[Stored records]
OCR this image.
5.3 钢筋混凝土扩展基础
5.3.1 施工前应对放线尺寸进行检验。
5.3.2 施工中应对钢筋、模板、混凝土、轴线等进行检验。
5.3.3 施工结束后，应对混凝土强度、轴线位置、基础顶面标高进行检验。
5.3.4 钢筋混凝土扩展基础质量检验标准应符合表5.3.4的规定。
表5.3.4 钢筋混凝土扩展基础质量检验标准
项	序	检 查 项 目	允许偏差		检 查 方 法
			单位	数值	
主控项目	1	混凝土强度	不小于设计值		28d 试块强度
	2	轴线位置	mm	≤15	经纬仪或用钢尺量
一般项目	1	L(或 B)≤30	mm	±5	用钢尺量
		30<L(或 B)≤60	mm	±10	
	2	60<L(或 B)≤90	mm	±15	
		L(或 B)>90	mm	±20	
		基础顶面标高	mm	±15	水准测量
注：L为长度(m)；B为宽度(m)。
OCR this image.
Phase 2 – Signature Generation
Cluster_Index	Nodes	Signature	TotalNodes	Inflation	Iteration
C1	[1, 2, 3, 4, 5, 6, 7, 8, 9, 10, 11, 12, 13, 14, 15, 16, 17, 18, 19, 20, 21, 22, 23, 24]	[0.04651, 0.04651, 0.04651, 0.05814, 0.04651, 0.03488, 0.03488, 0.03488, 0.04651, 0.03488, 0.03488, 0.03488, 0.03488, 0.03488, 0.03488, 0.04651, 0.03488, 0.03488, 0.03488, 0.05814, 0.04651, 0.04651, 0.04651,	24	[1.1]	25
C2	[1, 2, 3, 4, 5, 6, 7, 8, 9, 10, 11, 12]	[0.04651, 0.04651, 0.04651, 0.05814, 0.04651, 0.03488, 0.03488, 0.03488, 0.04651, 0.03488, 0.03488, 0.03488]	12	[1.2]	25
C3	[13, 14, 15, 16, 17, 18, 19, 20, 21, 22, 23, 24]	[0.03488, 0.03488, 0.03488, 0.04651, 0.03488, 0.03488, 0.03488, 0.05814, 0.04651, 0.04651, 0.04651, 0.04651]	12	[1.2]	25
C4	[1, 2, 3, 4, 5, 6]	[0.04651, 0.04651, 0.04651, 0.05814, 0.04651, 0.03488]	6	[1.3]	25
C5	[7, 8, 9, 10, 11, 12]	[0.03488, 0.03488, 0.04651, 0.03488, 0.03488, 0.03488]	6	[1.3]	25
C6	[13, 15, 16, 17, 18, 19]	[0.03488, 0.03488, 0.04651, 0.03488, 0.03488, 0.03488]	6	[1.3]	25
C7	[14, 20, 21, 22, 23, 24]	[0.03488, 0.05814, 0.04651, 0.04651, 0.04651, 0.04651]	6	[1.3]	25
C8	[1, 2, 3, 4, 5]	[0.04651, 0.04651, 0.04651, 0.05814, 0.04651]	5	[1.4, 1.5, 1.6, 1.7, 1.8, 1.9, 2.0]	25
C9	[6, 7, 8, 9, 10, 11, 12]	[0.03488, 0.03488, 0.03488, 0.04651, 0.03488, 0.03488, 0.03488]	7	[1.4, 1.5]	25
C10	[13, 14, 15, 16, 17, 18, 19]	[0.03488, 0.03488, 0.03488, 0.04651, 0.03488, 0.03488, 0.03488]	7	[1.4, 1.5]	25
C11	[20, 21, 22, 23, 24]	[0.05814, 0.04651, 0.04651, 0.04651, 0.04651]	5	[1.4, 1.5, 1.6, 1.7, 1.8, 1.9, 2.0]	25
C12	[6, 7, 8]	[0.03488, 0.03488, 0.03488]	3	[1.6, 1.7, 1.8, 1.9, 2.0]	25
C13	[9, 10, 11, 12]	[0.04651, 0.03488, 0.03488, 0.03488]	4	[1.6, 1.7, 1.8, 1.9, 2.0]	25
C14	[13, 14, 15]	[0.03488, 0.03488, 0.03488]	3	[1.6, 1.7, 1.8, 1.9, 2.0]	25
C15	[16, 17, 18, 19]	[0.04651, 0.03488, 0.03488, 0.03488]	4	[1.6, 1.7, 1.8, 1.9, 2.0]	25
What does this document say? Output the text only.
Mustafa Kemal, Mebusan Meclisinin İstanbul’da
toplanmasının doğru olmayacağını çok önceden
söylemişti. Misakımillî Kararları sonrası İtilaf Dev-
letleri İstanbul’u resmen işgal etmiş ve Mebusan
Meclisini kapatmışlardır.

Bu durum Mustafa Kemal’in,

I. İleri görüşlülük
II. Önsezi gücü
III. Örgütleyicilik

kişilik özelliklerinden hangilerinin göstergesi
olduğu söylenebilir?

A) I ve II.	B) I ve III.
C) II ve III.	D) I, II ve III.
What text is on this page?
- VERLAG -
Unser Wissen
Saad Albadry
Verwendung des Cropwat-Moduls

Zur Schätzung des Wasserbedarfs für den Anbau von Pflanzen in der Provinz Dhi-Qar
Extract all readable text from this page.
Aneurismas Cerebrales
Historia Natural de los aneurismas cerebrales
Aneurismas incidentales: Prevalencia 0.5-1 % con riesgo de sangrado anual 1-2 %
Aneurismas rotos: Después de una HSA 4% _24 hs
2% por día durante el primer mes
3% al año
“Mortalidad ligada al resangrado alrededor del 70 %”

_Goal of the exercise_. Everything from the line containing "Extract all readable text from this page." to the end of the data above should be quoted exactly, please, both ends included, and nothing outside that span.

_Solved problem_.
Extract all readable text from this page.
Aneurismas Cerebrales
Historia Natural de los aneurismas cerebrales
Aneurismas incidentales: Prevalencia 0.5-1 % con riesgo de sangrado anual 1-2 %
Aneurismas rotos: Después de una HSA 4% _24 hs
2% por día durante el primer mes
3% al año
“Mortalidad ligada al resangrado alrededor del 70 %”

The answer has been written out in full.